**What you need to do**
The records below should be written out again, exactly.

[Data items]

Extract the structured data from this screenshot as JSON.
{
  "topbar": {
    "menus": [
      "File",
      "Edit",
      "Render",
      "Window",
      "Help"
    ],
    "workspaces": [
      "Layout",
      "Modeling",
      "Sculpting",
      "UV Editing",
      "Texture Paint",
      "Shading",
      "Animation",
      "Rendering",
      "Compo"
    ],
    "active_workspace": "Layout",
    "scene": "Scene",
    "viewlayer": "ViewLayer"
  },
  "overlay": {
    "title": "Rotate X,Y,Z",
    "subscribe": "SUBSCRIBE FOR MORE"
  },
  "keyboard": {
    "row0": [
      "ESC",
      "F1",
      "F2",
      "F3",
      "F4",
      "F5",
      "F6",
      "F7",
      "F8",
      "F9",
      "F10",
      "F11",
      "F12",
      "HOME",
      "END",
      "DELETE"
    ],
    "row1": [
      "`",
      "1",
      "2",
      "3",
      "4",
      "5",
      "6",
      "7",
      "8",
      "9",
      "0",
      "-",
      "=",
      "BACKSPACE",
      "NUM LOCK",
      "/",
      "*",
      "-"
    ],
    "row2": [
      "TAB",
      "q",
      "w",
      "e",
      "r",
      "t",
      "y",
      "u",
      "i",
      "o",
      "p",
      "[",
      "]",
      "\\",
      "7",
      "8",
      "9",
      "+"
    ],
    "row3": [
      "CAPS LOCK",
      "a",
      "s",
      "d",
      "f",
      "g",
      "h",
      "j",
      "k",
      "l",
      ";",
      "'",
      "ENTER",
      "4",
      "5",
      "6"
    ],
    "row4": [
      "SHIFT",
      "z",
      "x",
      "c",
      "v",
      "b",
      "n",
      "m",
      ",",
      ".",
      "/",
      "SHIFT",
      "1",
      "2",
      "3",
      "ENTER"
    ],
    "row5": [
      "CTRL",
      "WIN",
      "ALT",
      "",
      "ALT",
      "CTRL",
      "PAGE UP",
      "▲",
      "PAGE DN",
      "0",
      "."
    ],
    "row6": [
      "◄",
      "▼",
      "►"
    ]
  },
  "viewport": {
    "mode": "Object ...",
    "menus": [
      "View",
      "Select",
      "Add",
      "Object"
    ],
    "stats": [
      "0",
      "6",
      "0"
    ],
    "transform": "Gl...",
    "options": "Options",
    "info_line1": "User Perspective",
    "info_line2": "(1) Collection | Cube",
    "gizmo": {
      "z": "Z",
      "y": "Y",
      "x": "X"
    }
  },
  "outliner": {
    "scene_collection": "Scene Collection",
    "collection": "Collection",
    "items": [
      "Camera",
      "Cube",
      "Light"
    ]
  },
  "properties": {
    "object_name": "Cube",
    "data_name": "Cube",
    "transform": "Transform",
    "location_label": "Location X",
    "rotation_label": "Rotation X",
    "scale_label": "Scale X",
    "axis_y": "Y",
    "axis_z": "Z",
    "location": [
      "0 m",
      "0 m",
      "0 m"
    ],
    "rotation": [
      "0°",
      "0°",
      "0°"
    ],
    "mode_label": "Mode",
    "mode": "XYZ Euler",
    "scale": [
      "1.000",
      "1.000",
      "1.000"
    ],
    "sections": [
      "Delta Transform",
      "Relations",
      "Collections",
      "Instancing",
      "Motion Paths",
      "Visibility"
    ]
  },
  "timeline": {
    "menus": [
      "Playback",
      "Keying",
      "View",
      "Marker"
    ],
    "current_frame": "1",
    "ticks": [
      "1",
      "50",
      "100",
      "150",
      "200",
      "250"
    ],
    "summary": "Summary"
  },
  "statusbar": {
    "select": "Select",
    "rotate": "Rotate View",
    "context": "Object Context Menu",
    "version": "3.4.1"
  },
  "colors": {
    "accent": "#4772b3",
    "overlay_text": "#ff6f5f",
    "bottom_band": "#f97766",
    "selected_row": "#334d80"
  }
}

**Result**
Extract the structured data from this screenshot as JSON.
{
  "topbar": {
    "menus": [
      "File",
      "Edit",
      "Render",
      "Window",
      "Help"
    ],
    "workspaces": [
      "Layout",
      "Modeling",
      "Sculpting",
      "UV Editing",
      "Texture Paint",
      "Shading",
      "Animation",
      "Rendering",
      "Compo"
    ],
    "active_workspace": "Layout",
    "scene": "Scene",
    "viewlayer": "ViewLayer"
  },
  "overlay": {
    "title": "Rotate X,Y,Z",
    "subscribe": "SUBSCRIBE FOR MORE"
  },
  "keyboard": {
    "row0": [
      "ESC",
      "F1",
      "F2",
      "F3",
      "F4",
      "F5",
      "F6",
      "F7",
      "F8",
      "F9",
      "F10",
      "F11",
      "F12",
      "HOME",
      "END",
      "DELETE"
    ],
    "row1": [
      "`",
      "1",
      "2",
      "3",
      "4",
      "5",
      "6",
      "7",
      "8",
      "9",
      "0",
      "-",
      "=",
      "BACKSPACE",
      "NUM LOCK",
      "/",
      "*",
      "-"
    ],
    "row2": [
      "TAB",
      "q",
      "w",
      "e",
      "r",
      "t",
      "y",
      "u",
      "i",
      "o",
      "p",
      "[",
      "]",
      "\\",
      "7",
      "8",
      "9",
      "+"
    ],
    "row3": [
      "CAPS LOCK",
      "a",
      "s",
      "d",
      "f",
      "g",
      "h",
      "j",
      "k",
      "l",
      ";",
      "'",
      "ENTER",
      "4",
      "5",
      "6"
    ],
    "row4": [
      "SHIFT",
      "z",
      "x",
      "c",
      "v",
      "b",
      "n",
      "m",
      ",",
      ".",
      "/",
      "SHIFT",
      "1",
      "2",
      "3",
      "ENTER"
    ],
    "row5": [
      "CTRL",
      "WIN",
      "ALT",
      "",
      "ALT",
      "CTRL",
      "PAGE UP",
      "▲",
      "PAGE DN",
      "0",
      "."
    ],
    "row6": [
      "◄",
      "▼",
      "►"
    ]
  },
  "viewport": {
    "mode": "Object ...",
    "menus": [
      "View",
      "Select",
      "Add",
      "Object"
    ],
    "stats": [
      "0",
      "6",
      "0"
    ],
    "transform": "Gl...",
    "options": "Options",
    "info_line1": "User Perspective",
    "info_line2": "(1) Collection | Cube",
    "gizmo": {
      "z": "Z",
      "y": "Y",
      "x": "X"
    }
  },
  "outliner": {
    "scene_collection": "Scene Collection",
    "collection": "Collection",
    "items": [
      "Camera",
      "Cube",
      "Light"
    ]
  },
  "properties": {
    "object_name": "Cube",
    "data_name": "Cube",
    "transform": "Transform",
    "location_label": "Location X",
    "rotation_label": "Rotation X",
    "scale_label": "Scale X",
    "axis_y": "Y",
    "axis_z": "Z",
    "location": [
      "0 m",
      "0 m",
      "0 m"
    ],
    "rotation": [
      "0°",
      "0°",
      "0°"
    ],
    "mode_label": "Mode",
    "mode": "XYZ Euler",
    "scale": [
      "1.000",
      "1.000",
      "1.000"
    ],
    "sections": [
      "Delta Transform",
      "Relations",
      "Collections",
      "Instancing",
      "Motion Paths",
      "Visibility"
    ]
  },
  "timeline": {
    "menus": [
      "Playback",
      "Keying",
      "View",
      "Marker"
    ],
    "current_frame": "1",
    "ticks": [
      "1",
      "50",
      "100",
      "150",
      "200",
      "250"
    ],
    "summary": "Summary"
  },
  "statusbar": {
    "select": "Select",
    "rotate": "Rotate View",
    "context": "Object Context Menu",
    "version": "3.4.1"
  },
  "colors": {
    "accent": "#4772b3",
    "overlay_text": "#ff6f5f",
    "bottom_band": "#f97766",
    "selected_row": "#334d80"
  }
}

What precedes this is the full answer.